**Goal:** Exclude images, then output the remaining data verbatim.

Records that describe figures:
§

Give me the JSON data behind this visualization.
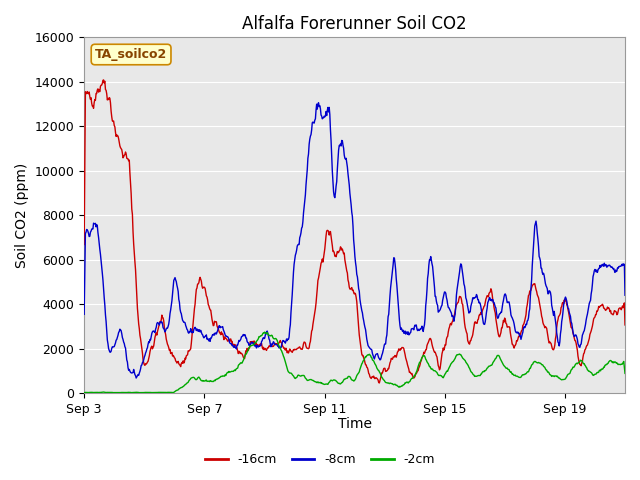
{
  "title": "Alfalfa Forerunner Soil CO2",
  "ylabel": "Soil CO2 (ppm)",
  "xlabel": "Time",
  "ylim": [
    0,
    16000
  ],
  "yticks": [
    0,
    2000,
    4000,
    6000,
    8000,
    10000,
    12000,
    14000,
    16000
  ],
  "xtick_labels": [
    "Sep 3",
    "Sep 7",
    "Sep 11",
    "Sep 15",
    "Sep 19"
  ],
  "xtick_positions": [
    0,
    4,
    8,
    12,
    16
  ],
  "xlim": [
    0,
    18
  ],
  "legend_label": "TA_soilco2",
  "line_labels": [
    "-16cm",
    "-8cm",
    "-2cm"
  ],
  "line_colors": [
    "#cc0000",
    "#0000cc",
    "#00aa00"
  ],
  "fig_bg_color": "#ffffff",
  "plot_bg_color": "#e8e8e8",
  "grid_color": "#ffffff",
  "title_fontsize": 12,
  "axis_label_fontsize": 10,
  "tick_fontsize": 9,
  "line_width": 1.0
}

§

**Exercise solution:**
Give me the JSON data behind this visualization.
{
  "title": "Alfalfa Forerunner Soil CO2",
  "ylabel": "Soil CO2 (ppm)",
  "xlabel": "Time",
  "ylim": [
    0,
    16000
  ],
  "yticks": [
    0,
    2000,
    4000,
    6000,
    8000,
    10000,
    12000,
    14000,
    16000
  ],
  "xtick_labels": [
    "Sep 3",
    "Sep 7",
    "Sep 11",
    "Sep 15",
    "Sep 19"
  ],
  "xtick_positions": [
    0,
    4,
    8,
    12,
    16
  ],
  "xlim": [
    0,
    18
  ],
  "legend_label": "TA_soilco2",
  "line_labels": [
    "-16cm",
    "-8cm",
    "-2cm"
  ],
  "line_colors": [
    "#cc0000",
    "#0000cc",
    "#00aa00"
  ],
  "fig_bg_color": "#ffffff",
  "plot_bg_color": "#e8e8e8",
  "grid_color": "#ffffff",
  "title_fontsize": 12,
  "axis_label_fontsize": 10,
  "tick_fontsize": 9,
  "line_width": 1.0
}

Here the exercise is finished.